Set down the full listing exactly, character for character.

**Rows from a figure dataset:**
((

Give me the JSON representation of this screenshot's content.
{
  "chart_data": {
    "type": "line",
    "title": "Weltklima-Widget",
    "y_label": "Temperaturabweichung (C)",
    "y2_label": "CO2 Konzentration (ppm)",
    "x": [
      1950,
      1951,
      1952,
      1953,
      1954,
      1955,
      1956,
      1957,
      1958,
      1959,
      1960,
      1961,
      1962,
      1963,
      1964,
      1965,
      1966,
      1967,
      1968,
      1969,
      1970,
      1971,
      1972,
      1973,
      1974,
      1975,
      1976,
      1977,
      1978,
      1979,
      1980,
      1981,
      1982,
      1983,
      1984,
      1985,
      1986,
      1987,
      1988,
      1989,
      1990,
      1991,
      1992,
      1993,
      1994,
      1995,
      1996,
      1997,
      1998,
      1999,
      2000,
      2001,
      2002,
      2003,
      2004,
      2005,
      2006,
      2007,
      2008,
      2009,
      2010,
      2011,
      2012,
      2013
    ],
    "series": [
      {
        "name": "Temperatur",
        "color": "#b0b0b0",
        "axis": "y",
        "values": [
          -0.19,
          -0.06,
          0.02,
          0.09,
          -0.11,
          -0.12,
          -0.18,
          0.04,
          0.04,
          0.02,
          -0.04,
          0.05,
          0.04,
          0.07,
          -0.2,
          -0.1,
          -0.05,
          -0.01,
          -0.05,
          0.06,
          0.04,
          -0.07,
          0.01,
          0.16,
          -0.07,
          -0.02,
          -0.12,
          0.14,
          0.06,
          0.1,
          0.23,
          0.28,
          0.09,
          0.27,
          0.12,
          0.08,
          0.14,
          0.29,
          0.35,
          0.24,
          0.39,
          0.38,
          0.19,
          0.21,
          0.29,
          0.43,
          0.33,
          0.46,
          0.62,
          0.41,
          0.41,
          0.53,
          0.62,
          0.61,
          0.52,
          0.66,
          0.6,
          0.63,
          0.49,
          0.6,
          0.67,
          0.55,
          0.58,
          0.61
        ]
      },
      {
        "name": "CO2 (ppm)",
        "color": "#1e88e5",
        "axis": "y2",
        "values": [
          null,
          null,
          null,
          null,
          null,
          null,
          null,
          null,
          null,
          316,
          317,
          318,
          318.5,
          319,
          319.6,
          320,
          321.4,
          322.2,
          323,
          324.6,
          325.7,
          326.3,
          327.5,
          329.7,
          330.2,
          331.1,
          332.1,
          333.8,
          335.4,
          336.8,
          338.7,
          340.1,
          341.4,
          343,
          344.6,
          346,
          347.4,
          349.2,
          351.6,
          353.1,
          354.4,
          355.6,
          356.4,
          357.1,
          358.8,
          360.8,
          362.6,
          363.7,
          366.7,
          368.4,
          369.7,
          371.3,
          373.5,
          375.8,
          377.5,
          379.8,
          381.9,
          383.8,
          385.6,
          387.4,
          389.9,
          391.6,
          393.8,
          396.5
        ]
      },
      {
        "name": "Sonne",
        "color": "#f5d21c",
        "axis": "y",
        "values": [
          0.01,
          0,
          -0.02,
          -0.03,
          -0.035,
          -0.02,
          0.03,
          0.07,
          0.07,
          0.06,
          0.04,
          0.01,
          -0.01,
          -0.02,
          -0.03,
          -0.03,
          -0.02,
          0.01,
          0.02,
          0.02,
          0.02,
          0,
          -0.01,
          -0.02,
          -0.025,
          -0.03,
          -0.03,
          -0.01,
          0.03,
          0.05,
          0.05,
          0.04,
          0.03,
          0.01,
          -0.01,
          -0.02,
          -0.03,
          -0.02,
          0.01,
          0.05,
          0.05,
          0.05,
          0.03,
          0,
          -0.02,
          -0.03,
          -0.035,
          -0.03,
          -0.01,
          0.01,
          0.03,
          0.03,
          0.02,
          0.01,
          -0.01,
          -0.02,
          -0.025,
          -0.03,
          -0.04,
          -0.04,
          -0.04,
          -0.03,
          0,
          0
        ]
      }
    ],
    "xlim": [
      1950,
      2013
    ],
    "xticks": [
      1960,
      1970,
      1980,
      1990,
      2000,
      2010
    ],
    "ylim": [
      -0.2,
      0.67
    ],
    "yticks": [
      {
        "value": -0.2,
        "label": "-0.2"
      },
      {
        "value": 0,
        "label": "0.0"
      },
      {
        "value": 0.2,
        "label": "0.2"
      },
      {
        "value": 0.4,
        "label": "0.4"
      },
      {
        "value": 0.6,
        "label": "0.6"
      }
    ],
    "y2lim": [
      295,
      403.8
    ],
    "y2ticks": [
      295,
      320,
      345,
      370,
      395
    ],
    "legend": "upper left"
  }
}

))

**Reply:**
Give me the JSON representation of this screenshot's content.
{
  "chart_data": {
    "type": "line",
    "title": "Weltklima-Widget",
    "y_label": "Temperaturabweichung (C)",
    "y2_label": "CO2 Konzentration (ppm)",
    "x": [
      1950,
      1951,
      1952,
      1953,
      1954,
      1955,
      1956,
      1957,
      1958,
      1959,
      1960,
      1961,
      1962,
      1963,
      1964,
      1965,
      1966,
      1967,
      1968,
      1969,
      1970,
      1971,
      1972,
      1973,
      1974,
      1975,
      1976,
      1977,
      1978,
      1979,
      1980,
      1981,
      1982,
      1983,
      1984,
      1985,
      1986,
      1987,
      1988,
      1989,
      1990,
      1991,
      1992,
      1993,
      1994,
      1995,
      1996,
      1997,
      1998,
      1999,
      2000,
      2001,
      2002,
      2003,
      2004,
      2005,
      2006,
      2007,
      2008,
      2009,
      2010,
      2011,
      2012,
      2013
    ],
    "series": [
      {
        "name": "Temperatur",
        "color": "#b0b0b0",
        "axis": "y",
        "values": [
          -0.19,
          -0.06,
          0.02,
          0.09,
          -0.11,
          -0.12,
          -0.18,
          0.04,
          0.04,
          0.02,
          -0.04,
          0.05,
          0.04,
          0.07,
          -0.2,
          -0.1,
          -0.05,
          -0.01,
          -0.05,
          0.06,
          0.04,
          -0.07,
          0.01,
          0.16,
          -0.07,
          -0.02,
          -0.12,
          0.14,
          0.06,
          0.1,
          0.23,
          0.28,
          0.09,
          0.27,
          0.12,
          0.08,
          0.14,
          0.29,
          0.35,
          0.24,
          0.39,
          0.38,
          0.19,
          0.21,
          0.29,
          0.43,
          0.33,
          0.46,
          0.62,
          0.41,
          0.41,
          0.53,
          0.62,
          0.61,
          0.52,
          0.66,
          0.6,
          0.63,
          0.49,
          0.6,
          0.67,
          0.55,
          0.58,
          0.61
        ]
      },
      {
        "name": "CO2 (ppm)",
        "color": "#1e88e5",
        "axis": "y2",
        "values": [
          null,
          null,
          null,
          null,
          null,
          null,
          null,
          null,
          null,
          316,
          317,
          318,
          318.5,
          319,
          319.6,
          320,
          321.4,
          322.2,
          323,
          324.6,
          325.7,
          326.3,
          327.5,
          329.7,
          330.2,
          331.1,
          332.1,
          333.8,
          335.4,
          336.8,
          338.7,
          340.1,
          341.4,
          343,
          344.6,
          346,
          347.4,
          349.2,
          351.6,
          353.1,
          354.4,
          355.6,
          356.4,
          357.1,
          358.8,
          360.8,
          362.6,
          363.7,
          366.7,
          368.4,
          369.7,
          371.3,
          373.5,
          375.8,
          377.5,
          379.8,
          381.9,
          383.8,
          385.6,
          387.4,
          389.9,
          391.6,
          393.8,
          396.5
        ]
      },
      {
        "name": "Sonne",
        "color": "#f5d21c",
        "axis": "y",
        "values": [
          0.01,
          0,
          -0.02,
          -0.03,
          -0.035,
          -0.02,
          0.03,
          0.07,
          0.07,
          0.06,
          0.04,
          0.01,
          -0.01,
          -0.02,
          -0.03,
          -0.03,
          -0.02,
          0.01,
          0.02,
          0.02,
          0.02,
          0,
          -0.01,
          -0.02,
          -0.025,
          -0.03,
          -0.03,
          -0.01,
          0.03,
          0.05,
          0.05,
          0.04,
          0.03,
          0.01,
          -0.01,
          -0.02,
          -0.03,
          -0.02,
          0.01,
          0.05,
          0.05,
          0.05,
          0.03,
          0,
          -0.02,
          -0.03,
          -0.035,
          -0.03,
          -0.01,
          0.01,
          0.03,
          0.03,
          0.02,
          0.01,
          -0.01,
          -0.02,
          -0.025,
          -0.03,
          -0.04,
          -0.04,
          -0.04,
          -0.03,
          0,
          0
        ]
      }
    ],
    "xlim": [
      1950,
      2013
    ],
    "xticks": [
      1960,
      1970,
      1980,
      1990,
      2000,
      2010
    ],
    "ylim": [
      -0.2,
      0.67
    ],
    "yticks": [
      {
        "value": -0.2,
        "label": "-0.2"
      },
      {
        "value": 0,
        "label": "0.0"
      },
      {
        "value": 0.2,
        "label": "0.2"
      },
      {
        "value": 0.4,
        "label": "0.4"
      },
      {
        "value": 0.6,
        "label": "0.6"
      }
    ],
    "y2lim": [
      295,
      403.8
    ],
    "y2ticks": [
      295,
      320,
      345,
      370,
      395
    ],
    "legend": "upper left"
  }
}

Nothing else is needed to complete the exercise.